→ **Exercise directions**: Using the data below, gather each line that includes the word "gery".

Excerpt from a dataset
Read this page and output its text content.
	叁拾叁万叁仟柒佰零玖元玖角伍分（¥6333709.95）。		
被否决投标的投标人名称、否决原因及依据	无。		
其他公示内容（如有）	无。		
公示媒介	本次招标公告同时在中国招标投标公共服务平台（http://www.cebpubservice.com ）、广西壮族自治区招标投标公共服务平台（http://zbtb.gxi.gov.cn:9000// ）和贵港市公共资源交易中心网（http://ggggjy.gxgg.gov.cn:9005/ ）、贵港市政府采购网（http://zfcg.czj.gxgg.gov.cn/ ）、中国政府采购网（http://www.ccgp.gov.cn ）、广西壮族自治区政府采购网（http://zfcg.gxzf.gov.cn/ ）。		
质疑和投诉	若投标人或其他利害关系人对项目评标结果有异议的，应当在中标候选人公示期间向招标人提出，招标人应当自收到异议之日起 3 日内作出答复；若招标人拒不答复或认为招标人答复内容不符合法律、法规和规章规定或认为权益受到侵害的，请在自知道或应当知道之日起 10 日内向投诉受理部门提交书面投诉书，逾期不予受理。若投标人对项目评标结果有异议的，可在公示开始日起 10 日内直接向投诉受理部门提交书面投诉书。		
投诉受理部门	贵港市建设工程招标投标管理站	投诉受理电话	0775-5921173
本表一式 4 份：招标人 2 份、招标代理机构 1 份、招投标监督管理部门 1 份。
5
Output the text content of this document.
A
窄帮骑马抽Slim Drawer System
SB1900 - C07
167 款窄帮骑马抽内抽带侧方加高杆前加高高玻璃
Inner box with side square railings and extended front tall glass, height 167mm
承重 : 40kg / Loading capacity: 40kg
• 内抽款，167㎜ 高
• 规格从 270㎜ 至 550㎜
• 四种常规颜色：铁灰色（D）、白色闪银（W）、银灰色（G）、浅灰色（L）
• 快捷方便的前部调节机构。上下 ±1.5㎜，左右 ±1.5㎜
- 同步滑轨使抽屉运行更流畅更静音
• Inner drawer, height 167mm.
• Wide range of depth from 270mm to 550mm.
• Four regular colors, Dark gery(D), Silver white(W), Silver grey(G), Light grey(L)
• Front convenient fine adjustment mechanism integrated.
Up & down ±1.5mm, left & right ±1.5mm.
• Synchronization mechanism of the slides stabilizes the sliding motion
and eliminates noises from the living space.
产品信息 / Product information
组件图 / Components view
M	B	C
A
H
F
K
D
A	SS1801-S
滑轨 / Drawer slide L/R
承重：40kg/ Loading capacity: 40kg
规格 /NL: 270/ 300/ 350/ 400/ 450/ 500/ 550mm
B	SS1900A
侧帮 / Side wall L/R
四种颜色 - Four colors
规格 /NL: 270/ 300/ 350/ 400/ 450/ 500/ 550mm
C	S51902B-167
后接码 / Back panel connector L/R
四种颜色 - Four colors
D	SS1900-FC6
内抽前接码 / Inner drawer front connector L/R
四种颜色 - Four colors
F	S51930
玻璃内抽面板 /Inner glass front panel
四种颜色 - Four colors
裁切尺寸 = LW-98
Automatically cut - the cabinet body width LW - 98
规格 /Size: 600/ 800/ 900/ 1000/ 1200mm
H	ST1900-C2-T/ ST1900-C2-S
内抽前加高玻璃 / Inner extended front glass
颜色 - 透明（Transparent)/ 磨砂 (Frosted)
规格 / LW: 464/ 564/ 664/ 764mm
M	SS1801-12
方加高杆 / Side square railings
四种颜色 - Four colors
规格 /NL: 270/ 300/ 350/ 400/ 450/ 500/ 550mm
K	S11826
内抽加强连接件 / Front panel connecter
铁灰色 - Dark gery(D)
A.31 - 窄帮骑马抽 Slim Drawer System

→ **Answer for this exercise**:
• Four regular colors, Dark gery(D), Silver white(W), Silver grey(G), Light grey(L)
铁灰色 - Dark gery(D)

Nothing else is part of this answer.